-- START Available data --
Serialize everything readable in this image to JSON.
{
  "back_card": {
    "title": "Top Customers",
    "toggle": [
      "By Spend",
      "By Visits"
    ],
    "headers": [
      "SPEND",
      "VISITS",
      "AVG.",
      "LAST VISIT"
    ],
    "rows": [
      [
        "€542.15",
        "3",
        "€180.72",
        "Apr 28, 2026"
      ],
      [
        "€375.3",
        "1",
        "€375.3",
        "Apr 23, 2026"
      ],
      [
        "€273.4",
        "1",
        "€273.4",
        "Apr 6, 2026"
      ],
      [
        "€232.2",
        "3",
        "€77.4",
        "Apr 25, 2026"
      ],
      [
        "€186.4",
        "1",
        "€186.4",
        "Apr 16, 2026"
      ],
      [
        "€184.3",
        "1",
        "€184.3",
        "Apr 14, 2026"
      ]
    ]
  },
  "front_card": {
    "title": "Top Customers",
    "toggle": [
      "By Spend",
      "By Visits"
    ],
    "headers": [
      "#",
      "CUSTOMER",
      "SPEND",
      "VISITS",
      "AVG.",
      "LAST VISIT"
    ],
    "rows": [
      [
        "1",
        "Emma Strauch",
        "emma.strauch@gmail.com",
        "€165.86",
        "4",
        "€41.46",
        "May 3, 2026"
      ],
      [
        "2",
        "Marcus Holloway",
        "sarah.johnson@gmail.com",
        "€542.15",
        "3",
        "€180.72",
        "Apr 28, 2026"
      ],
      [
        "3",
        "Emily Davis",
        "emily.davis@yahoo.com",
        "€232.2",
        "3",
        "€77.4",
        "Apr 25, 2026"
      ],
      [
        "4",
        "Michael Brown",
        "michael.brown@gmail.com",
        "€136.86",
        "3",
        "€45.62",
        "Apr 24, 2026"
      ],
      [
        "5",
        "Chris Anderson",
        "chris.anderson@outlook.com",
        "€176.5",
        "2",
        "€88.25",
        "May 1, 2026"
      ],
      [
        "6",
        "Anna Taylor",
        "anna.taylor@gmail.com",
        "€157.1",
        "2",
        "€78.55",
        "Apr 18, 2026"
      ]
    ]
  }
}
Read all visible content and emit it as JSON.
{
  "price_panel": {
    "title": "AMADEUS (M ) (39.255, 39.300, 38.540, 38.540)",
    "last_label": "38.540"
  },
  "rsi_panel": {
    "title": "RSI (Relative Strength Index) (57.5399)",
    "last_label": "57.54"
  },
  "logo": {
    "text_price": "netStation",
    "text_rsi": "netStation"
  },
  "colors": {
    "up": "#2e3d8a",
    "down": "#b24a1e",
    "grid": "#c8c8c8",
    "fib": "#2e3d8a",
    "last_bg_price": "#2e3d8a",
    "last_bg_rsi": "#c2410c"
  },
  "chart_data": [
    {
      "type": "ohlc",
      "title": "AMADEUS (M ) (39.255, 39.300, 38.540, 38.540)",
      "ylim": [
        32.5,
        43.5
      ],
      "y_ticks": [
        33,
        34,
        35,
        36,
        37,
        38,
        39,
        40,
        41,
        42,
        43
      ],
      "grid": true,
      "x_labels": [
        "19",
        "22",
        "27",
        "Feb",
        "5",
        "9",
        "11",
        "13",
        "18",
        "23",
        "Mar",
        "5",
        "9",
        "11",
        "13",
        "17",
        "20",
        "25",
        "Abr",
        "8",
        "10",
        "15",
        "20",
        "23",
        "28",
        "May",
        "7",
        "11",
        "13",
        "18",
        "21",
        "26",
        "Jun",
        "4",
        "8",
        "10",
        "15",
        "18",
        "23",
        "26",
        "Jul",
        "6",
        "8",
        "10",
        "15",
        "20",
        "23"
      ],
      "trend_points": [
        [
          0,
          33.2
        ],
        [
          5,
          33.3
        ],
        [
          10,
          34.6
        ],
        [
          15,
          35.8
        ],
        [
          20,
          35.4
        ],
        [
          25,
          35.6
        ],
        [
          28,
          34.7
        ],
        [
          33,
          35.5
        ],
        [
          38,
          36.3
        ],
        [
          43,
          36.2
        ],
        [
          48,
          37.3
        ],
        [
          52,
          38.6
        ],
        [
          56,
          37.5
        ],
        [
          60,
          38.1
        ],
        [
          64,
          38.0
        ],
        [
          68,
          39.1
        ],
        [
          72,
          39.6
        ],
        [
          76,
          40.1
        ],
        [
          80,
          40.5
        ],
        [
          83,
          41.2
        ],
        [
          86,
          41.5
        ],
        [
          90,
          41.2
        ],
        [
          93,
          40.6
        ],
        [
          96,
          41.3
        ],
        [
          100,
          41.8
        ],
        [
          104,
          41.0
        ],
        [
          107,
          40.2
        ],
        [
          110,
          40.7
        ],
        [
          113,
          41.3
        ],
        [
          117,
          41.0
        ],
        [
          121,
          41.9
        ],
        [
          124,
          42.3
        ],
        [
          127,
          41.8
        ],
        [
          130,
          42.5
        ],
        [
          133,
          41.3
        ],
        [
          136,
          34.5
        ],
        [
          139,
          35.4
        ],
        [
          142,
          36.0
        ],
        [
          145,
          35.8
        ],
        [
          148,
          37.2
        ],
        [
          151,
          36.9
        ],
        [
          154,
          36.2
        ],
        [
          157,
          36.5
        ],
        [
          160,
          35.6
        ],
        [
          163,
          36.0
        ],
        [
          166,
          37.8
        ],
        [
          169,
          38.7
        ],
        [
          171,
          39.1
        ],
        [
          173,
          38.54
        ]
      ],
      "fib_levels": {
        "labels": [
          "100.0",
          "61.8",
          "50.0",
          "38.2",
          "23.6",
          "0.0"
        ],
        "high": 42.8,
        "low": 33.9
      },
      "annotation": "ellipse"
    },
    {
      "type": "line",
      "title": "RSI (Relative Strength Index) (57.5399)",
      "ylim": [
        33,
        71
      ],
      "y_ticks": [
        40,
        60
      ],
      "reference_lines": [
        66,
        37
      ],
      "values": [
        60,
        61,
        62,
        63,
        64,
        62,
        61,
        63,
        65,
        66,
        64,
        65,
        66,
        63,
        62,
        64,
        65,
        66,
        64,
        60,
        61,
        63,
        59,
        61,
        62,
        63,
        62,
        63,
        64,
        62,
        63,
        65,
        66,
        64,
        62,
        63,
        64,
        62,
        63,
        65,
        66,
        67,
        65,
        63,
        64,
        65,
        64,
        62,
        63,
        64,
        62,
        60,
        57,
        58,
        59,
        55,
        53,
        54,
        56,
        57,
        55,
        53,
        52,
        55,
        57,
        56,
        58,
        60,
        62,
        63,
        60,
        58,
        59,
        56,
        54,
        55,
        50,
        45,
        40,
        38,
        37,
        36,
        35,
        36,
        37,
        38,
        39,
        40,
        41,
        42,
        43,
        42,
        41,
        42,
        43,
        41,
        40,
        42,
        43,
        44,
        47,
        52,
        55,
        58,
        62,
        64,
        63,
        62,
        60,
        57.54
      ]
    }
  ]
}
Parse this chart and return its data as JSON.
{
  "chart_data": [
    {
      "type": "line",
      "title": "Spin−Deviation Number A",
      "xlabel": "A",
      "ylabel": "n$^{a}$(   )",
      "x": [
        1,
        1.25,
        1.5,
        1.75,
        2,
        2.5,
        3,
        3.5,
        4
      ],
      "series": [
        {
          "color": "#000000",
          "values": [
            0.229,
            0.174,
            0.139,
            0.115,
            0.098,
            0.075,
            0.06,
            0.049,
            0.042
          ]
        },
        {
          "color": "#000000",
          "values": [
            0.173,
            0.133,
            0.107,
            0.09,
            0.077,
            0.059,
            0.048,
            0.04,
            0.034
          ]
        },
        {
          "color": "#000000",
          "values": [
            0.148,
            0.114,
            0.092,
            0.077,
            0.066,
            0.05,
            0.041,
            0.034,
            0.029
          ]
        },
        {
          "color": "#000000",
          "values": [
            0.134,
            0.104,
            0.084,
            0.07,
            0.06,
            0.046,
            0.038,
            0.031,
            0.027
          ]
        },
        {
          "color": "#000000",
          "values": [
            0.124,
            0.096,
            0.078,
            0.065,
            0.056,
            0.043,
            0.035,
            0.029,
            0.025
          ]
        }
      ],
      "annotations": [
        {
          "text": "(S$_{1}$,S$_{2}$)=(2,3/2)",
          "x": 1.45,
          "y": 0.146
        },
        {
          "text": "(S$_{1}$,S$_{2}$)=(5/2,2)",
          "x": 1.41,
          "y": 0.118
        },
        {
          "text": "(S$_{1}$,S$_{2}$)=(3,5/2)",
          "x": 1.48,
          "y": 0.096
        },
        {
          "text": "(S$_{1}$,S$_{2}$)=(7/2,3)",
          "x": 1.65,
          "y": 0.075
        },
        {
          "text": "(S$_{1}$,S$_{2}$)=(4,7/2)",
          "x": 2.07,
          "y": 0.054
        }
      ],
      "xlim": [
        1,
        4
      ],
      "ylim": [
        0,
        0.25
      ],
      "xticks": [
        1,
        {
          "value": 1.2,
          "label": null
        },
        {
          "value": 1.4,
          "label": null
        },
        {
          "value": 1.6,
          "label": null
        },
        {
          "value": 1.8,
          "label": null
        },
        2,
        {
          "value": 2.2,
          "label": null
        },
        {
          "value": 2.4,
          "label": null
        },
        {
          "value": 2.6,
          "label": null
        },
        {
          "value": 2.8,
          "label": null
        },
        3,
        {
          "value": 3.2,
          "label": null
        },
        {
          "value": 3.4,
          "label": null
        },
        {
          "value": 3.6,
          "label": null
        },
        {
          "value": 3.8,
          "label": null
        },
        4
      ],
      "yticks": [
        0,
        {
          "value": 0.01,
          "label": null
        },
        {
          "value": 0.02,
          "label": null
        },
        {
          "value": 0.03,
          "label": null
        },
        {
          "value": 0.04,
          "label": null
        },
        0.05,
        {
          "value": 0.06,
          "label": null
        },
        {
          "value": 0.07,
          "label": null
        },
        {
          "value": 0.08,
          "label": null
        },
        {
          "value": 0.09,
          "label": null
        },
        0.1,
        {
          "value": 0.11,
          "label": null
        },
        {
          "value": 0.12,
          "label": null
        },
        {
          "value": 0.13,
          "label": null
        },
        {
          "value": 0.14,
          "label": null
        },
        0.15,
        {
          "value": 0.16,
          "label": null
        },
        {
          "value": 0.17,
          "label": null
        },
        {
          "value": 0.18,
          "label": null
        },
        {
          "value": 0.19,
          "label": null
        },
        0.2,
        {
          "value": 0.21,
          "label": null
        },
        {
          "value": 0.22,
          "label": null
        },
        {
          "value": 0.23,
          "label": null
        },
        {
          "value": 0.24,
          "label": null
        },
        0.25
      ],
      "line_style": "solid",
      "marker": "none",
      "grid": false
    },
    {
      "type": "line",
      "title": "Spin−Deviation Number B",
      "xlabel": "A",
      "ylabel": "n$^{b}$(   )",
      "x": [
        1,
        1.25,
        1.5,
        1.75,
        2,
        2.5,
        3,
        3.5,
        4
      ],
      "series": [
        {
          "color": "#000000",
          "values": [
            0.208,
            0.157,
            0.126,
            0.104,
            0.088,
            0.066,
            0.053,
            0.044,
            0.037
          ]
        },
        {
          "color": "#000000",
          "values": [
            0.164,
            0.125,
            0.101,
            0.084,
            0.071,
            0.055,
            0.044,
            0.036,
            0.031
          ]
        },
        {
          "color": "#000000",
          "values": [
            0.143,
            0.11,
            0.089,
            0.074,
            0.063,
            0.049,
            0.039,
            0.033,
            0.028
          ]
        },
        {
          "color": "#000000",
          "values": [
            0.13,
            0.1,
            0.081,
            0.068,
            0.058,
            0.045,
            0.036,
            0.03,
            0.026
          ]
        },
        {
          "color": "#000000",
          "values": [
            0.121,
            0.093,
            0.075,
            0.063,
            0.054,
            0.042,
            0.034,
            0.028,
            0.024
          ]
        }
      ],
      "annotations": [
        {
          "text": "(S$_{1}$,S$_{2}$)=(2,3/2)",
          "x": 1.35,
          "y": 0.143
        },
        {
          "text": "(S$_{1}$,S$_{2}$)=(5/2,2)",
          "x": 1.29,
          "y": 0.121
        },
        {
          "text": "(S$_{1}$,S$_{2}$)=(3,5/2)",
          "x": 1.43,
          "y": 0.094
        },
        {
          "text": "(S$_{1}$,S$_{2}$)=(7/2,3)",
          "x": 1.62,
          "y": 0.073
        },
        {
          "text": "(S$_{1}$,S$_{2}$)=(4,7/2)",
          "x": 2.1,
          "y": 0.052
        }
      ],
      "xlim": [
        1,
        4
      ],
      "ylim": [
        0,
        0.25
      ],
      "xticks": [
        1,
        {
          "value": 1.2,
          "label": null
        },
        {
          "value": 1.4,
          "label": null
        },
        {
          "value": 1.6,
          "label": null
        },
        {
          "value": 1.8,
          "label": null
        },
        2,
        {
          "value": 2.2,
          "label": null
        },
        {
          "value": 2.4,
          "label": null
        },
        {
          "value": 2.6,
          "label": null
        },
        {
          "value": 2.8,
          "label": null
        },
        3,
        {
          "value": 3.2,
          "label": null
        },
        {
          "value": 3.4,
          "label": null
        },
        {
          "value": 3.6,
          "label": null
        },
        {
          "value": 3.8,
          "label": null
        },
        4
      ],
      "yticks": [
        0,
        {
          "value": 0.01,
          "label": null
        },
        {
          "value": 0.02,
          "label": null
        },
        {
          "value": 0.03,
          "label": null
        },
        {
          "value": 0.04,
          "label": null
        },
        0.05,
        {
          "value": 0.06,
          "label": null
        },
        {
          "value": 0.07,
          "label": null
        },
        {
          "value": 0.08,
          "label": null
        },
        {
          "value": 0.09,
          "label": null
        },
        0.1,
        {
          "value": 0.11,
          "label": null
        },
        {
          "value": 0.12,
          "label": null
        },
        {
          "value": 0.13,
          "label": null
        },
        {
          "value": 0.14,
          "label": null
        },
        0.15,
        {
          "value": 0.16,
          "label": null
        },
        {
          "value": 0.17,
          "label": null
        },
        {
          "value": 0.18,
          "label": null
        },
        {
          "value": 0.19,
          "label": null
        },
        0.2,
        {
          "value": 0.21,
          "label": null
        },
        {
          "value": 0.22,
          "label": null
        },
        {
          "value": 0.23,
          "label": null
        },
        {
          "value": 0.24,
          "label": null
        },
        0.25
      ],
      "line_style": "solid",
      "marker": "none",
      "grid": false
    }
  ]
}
-- END Available data --
*Exercise objective:* Filter the listing above by the word "Spin"; copy each line that passes.

*Output:*
      "title": "Spin−Deviation Number A",
      "title": "Spin−Deviation Number B",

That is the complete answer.